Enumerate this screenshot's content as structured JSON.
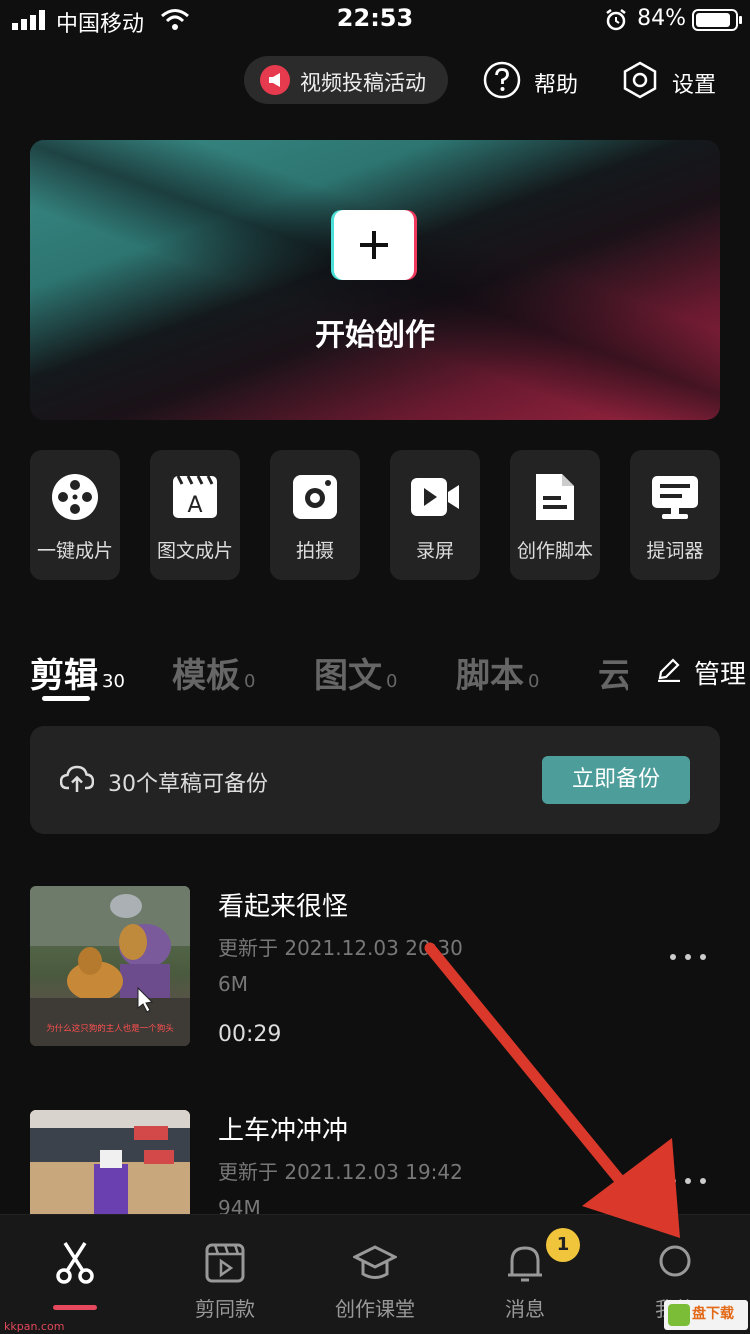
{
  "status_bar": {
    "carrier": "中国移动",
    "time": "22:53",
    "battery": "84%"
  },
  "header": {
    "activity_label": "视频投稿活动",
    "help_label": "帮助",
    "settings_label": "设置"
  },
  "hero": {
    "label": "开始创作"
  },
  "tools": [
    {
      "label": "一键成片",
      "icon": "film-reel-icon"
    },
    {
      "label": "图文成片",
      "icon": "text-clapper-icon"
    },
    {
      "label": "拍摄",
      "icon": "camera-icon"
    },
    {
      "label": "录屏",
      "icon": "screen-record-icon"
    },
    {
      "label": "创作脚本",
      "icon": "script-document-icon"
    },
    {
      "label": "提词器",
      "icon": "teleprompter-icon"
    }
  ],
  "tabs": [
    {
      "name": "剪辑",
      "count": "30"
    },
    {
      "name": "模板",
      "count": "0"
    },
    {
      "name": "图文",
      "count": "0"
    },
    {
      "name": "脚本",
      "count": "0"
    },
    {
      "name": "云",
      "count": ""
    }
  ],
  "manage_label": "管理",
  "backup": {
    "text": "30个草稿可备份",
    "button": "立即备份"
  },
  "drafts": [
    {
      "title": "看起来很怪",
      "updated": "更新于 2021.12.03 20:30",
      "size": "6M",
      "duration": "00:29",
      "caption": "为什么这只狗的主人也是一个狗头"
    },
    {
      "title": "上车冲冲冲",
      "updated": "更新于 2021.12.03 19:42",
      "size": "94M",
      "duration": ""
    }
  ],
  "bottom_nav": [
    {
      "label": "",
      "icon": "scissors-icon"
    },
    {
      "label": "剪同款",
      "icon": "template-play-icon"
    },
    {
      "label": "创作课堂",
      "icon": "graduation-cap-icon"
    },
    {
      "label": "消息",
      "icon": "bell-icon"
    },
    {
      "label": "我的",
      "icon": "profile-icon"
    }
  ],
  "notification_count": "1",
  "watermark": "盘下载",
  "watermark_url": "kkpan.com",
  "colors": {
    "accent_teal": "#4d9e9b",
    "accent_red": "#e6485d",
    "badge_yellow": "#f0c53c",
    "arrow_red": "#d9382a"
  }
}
--
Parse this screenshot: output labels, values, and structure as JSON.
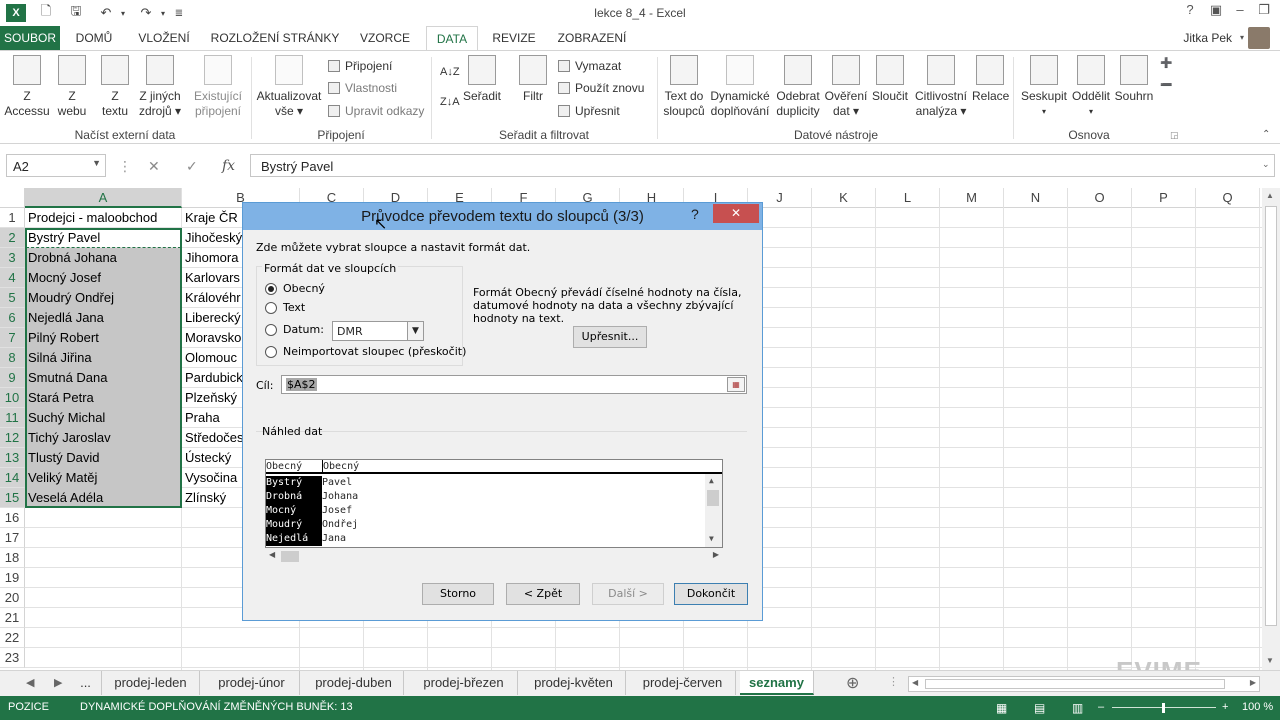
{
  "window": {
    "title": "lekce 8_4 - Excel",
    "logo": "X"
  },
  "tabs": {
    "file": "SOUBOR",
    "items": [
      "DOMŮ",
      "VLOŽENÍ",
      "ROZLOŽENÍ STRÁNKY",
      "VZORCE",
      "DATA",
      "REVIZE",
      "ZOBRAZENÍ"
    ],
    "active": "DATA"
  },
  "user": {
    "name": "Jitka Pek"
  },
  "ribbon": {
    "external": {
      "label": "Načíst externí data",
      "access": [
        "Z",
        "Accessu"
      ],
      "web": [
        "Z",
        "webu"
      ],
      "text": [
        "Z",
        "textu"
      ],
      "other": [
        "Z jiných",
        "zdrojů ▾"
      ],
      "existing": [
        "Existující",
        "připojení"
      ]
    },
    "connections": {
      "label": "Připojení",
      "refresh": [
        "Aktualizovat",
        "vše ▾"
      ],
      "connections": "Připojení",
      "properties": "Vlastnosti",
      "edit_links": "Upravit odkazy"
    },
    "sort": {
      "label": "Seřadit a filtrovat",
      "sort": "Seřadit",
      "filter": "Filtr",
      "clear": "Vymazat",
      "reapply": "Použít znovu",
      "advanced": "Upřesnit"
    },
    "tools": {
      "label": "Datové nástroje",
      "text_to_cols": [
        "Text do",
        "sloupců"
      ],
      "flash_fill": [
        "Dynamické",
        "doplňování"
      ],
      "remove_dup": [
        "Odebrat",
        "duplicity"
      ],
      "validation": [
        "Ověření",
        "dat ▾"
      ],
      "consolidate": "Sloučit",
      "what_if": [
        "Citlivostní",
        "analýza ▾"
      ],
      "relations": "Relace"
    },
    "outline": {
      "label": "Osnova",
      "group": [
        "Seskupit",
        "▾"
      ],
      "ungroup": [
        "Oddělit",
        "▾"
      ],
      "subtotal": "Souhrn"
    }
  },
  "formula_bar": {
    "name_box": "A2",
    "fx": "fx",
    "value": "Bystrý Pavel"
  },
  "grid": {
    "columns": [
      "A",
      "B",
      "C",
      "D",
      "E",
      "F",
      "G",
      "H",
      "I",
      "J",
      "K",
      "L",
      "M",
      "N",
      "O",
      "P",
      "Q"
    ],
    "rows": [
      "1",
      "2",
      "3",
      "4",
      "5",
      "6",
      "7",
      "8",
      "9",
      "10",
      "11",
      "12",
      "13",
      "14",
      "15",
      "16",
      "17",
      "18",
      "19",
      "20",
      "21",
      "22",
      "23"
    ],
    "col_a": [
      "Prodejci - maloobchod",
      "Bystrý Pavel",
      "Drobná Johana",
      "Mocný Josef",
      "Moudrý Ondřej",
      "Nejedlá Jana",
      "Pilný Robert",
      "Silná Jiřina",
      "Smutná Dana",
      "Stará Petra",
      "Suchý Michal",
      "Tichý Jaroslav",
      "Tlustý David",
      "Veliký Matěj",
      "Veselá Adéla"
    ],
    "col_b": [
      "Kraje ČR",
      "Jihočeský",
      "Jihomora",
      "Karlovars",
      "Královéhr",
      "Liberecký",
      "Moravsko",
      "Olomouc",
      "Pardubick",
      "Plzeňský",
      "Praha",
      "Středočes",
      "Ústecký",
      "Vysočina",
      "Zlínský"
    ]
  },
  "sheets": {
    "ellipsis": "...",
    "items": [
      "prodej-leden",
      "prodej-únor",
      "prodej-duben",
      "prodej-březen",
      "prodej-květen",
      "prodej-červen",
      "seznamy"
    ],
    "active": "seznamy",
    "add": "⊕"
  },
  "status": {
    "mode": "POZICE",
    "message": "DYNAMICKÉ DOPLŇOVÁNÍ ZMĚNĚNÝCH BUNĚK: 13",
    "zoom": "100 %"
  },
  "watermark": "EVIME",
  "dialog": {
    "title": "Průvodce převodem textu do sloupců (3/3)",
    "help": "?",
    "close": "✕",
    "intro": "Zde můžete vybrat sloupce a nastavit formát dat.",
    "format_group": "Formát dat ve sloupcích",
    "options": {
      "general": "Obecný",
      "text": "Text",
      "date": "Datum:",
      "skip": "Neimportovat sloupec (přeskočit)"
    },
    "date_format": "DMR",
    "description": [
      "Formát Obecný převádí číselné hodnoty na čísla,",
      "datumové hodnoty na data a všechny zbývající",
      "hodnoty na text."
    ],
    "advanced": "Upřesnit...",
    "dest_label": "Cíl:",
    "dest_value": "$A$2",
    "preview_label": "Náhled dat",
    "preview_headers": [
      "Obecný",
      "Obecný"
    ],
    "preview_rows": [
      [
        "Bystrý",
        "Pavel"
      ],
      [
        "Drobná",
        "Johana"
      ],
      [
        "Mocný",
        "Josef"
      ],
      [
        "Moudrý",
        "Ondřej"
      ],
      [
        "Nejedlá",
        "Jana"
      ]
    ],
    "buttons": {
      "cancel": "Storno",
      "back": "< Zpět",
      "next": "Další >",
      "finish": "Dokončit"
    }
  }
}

WORK REQUIRED:
Show all lines above holding "connections".

TASK OUTPUT:
    "connections": {
      "connections": "Připojení",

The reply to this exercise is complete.